(Extracted data entries)
********
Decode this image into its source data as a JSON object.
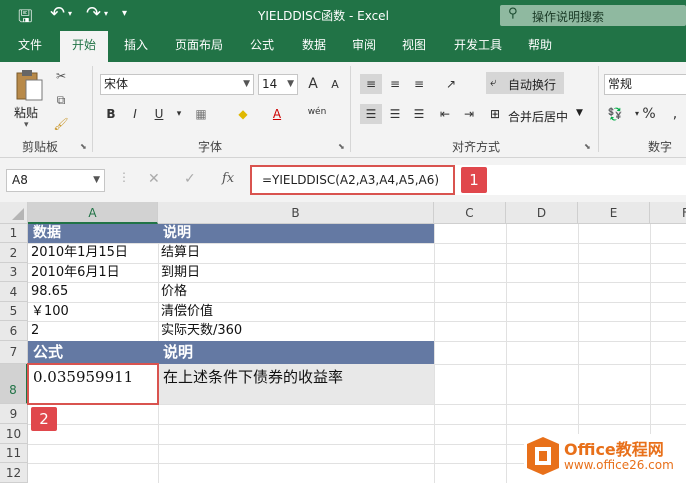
{
  "title_bar": {
    "title": "YIELDDISC函数 - Excel",
    "search_placeholder": "操作说明搜索",
    "qat": {
      "save": "🖫",
      "undo": "↶",
      "redo": "↷",
      "customize": "▾"
    }
  },
  "tabs": [
    {
      "label": "文件"
    },
    {
      "label": "开始"
    },
    {
      "label": "插入"
    },
    {
      "label": "页面布局"
    },
    {
      "label": "公式"
    },
    {
      "label": "数据"
    },
    {
      "label": "审阅"
    },
    {
      "label": "视图"
    },
    {
      "label": "开发工具"
    },
    {
      "label": "帮助"
    }
  ],
  "ribbon": {
    "clipboard": {
      "label": "剪贴板",
      "paste": "粘贴"
    },
    "font": {
      "label": "字体",
      "name": "宋体",
      "size": "14",
      "bold": "B",
      "italic": "I",
      "underline": "U",
      "grow": "A",
      "shrink": "A",
      "fill_icon": "◆",
      "font_color_icon": "A",
      "wen": "wén"
    },
    "alignment": {
      "label": "对齐方式",
      "wrap": "自动换行",
      "merge": "合并后居中"
    },
    "number": {
      "label": "数字",
      "format": "常规",
      "percent": "%"
    }
  },
  "formula_bar": {
    "name_box": "A8",
    "cancel": "✕",
    "enter": "✓",
    "fx": "fx",
    "formula": "=YIELDDISC(A2,A3,A4,A5,A6)",
    "badge": "1"
  },
  "columns": [
    {
      "label": "A"
    },
    {
      "label": "B"
    },
    {
      "label": "C"
    },
    {
      "label": "D"
    },
    {
      "label": "E"
    },
    {
      "label": "F"
    }
  ],
  "rows": [
    "1",
    "2",
    "3",
    "4",
    "5",
    "6",
    "7",
    "8",
    "9",
    "10",
    "11",
    "12"
  ],
  "cells": {
    "A1": "数据",
    "B1": "说明",
    "A2": "2010年1月15日",
    "B2": "结算日",
    "A3": "2010年6月1日",
    "B3": "到期日",
    "A4": "98.65",
    "B4": "价格",
    "A5": "￥100",
    "B5": "清偿价值",
    "A6": "2",
    "B6": "实际天数/360",
    "A7": "公式",
    "B7": "说明",
    "A8": "0.035959911",
    "B8": "在上述条件下债券的收益率"
  },
  "cell_badge": "2",
  "watermark": {
    "brand": "Office教程网",
    "url": "www.office26.com"
  },
  "colors": {
    "brand": "#217346",
    "header_band": "#6479a3",
    "highlight": "#d9534f"
  }
}
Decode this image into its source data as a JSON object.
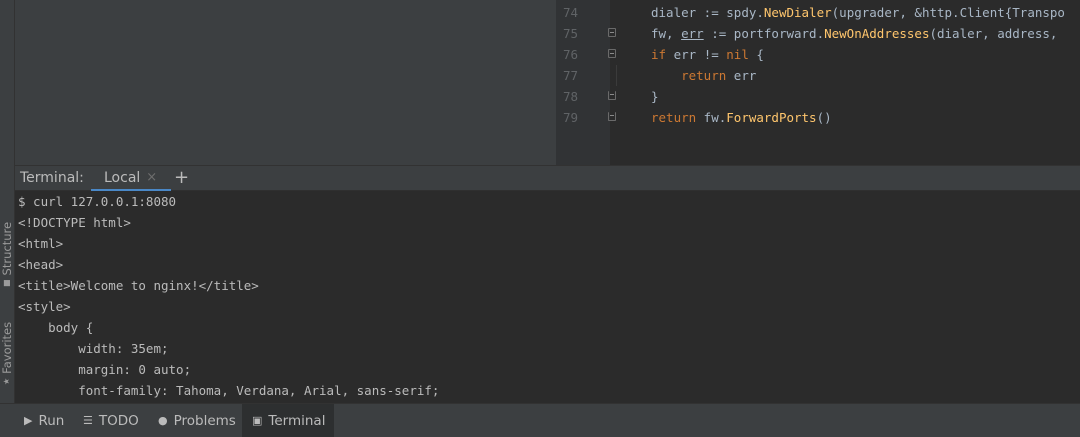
{
  "side_tabs": {
    "structure": "Structure",
    "favorites": "Favorites"
  },
  "editor": {
    "lines": [
      {
        "num": "74",
        "parts": [
          [
            "",
            "dialer := "
          ],
          [
            "pkg",
            "spdy."
          ],
          [
            "fn",
            "NewDialer"
          ],
          [
            "",
            "(upgrader, &"
          ],
          [
            "pkg",
            "http."
          ],
          [
            "ty",
            "Client"
          ],
          [
            "",
            "{Transpo"
          ]
        ]
      },
      {
        "num": "75",
        "parts": [
          [
            "",
            "fw, "
          ],
          [
            "err",
            "err"
          ],
          [
            "",
            " := "
          ],
          [
            "pkg",
            "portforward."
          ],
          [
            "fn",
            "NewOnAddresses"
          ],
          [
            "",
            "(dialer, address, "
          ]
        ]
      },
      {
        "num": "76",
        "parts": [
          [
            "kw",
            "if"
          ],
          [
            "",
            " err != "
          ],
          [
            "kw",
            "nil"
          ],
          [
            "",
            " {"
          ]
        ]
      },
      {
        "num": "77",
        "parts": [
          [
            "",
            "    "
          ],
          [
            "kw",
            "return"
          ],
          [
            "",
            " err"
          ]
        ]
      },
      {
        "num": "78",
        "parts": [
          [
            "",
            "}"
          ]
        ]
      },
      {
        "num": "79",
        "parts": [
          [
            "kw",
            "return"
          ],
          [
            "",
            " fw."
          ],
          [
            "fn",
            "ForwardPorts"
          ],
          [
            "",
            "()"
          ]
        ]
      }
    ]
  },
  "terminal": {
    "title": "Terminal:",
    "tab_label": "Local",
    "close_glyph": "×",
    "add_glyph": "+",
    "lines": [
      "$ curl 127.0.0.1:8080",
      "<!DOCTYPE html>",
      "<html>",
      "<head>",
      "<title>Welcome to nginx!</title>",
      "<style>",
      "    body {",
      "        width: 35em;",
      "        margin: 0 auto;",
      "        font-family: Tahoma, Verdana, Arial, sans-serif;"
    ]
  },
  "bottom_bar": {
    "run": "Run",
    "todo": "TODO",
    "problems": "Problems",
    "terminal": "Terminal"
  }
}
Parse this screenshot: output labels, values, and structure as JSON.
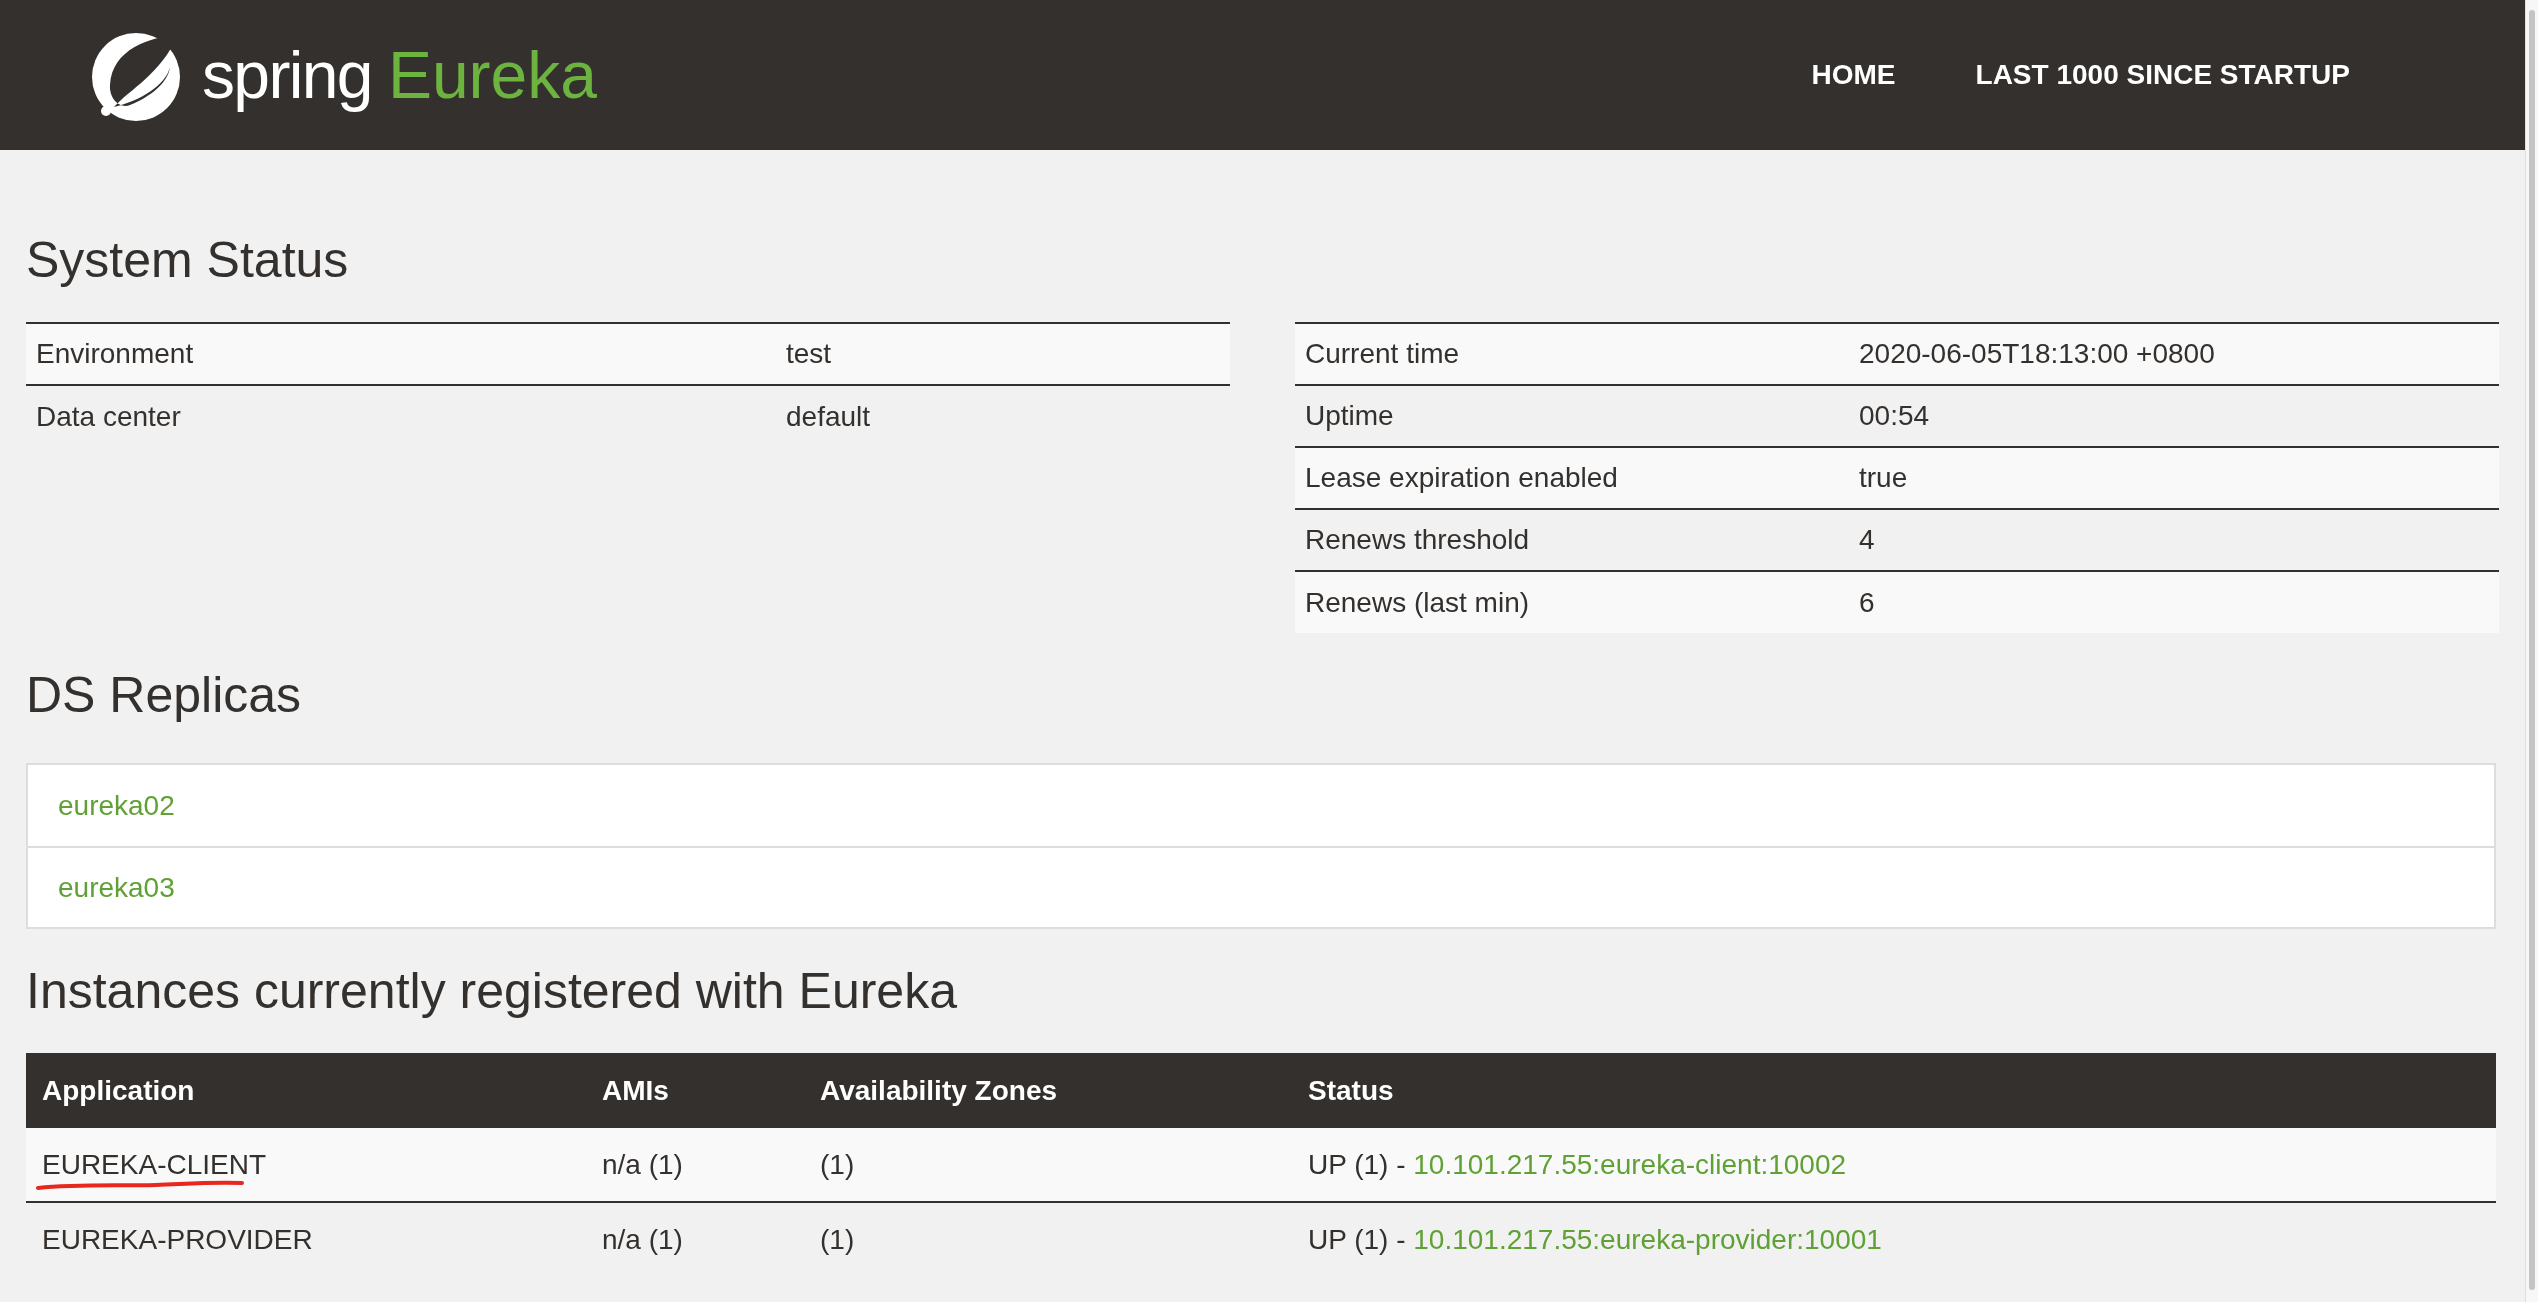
{
  "header": {
    "brand": {
      "word1": "spring",
      "word2": "Eureka"
    },
    "nav": [
      "HOME",
      "LAST 1000 SINCE STARTUP"
    ]
  },
  "system_status": {
    "title": "System Status",
    "left_table": [
      {
        "label": "Environment",
        "value": "test"
      },
      {
        "label": "Data center",
        "value": "default"
      }
    ],
    "right_table": [
      {
        "label": "Current time",
        "value": "2020-06-05T18:13:00 +0800"
      },
      {
        "label": "Uptime",
        "value": "00:54"
      },
      {
        "label": "Lease expiration enabled",
        "value": "true"
      },
      {
        "label": "Renews threshold",
        "value": "4"
      },
      {
        "label": "Renews (last min)",
        "value": "6"
      }
    ]
  },
  "ds_replicas": {
    "title": "DS Replicas",
    "items": [
      "eureka02",
      "eureka03"
    ]
  },
  "instances": {
    "title": "Instances currently registered with Eureka",
    "columns": [
      "Application",
      "AMIs",
      "Availability Zones",
      "Status"
    ],
    "rows": [
      {
        "application": "EUREKA-CLIENT",
        "amis": "n/a (1)",
        "zones": "(1)",
        "status": "UP (1) - ",
        "instance_link": "10.101.217.55:eureka-client:10002",
        "underlined": true
      },
      {
        "application": "EUREKA-PROVIDER",
        "amis": "n/a (1)",
        "zones": "(1)",
        "status": "UP (1) - ",
        "instance_link": "10.101.217.55:eureka-provider:10001",
        "underlined": false
      }
    ]
  }
}
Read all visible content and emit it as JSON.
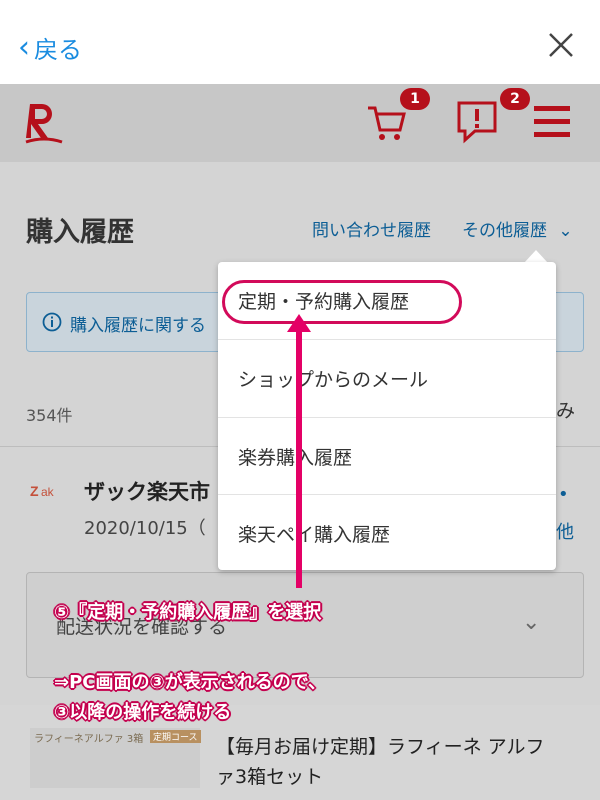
{
  "browser": {
    "back_label": "戻る"
  },
  "header": {
    "cart_badge": "1",
    "notice_badge": "2",
    "accent_color": "#b5101b"
  },
  "page": {
    "title": "購入履歴",
    "link_inquiry": "問い合わせ履歴",
    "link_other": "その他履歴",
    "info_text": "購入履歴に関する",
    "count": "354件",
    "right_partial": "み"
  },
  "order": {
    "shop_logo": "Zak",
    "shop_name": "ザック楽天市",
    "date": "2020/10/15（",
    "dot": "•",
    "other": "他",
    "shipping_label": "配送状況を確認する",
    "product_image_label": "ラフィーネアルファ 3箱",
    "product_image_tag": "定期コース",
    "product_title": "【毎月お届け定期】ラフィーネ アルファ3箱セット"
  },
  "dropdown": {
    "items": [
      "定期・予約購入履歴",
      "ショップからのメール",
      "楽券購入履歴",
      "楽天ペイ購入履歴"
    ]
  },
  "annotation": {
    "line1": "⑤『定期・予約購入履歴』を選択",
    "line2": "⇒PC画面の③が表示されるので、",
    "line3": "③以降の操作を続ける",
    "color": "#e40066"
  }
}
********
Collect each line of the entries that has the word "structure", copying it in full.

    "structure": "Structure",
Parse this screenshot: output labels, values, and structure as JSON.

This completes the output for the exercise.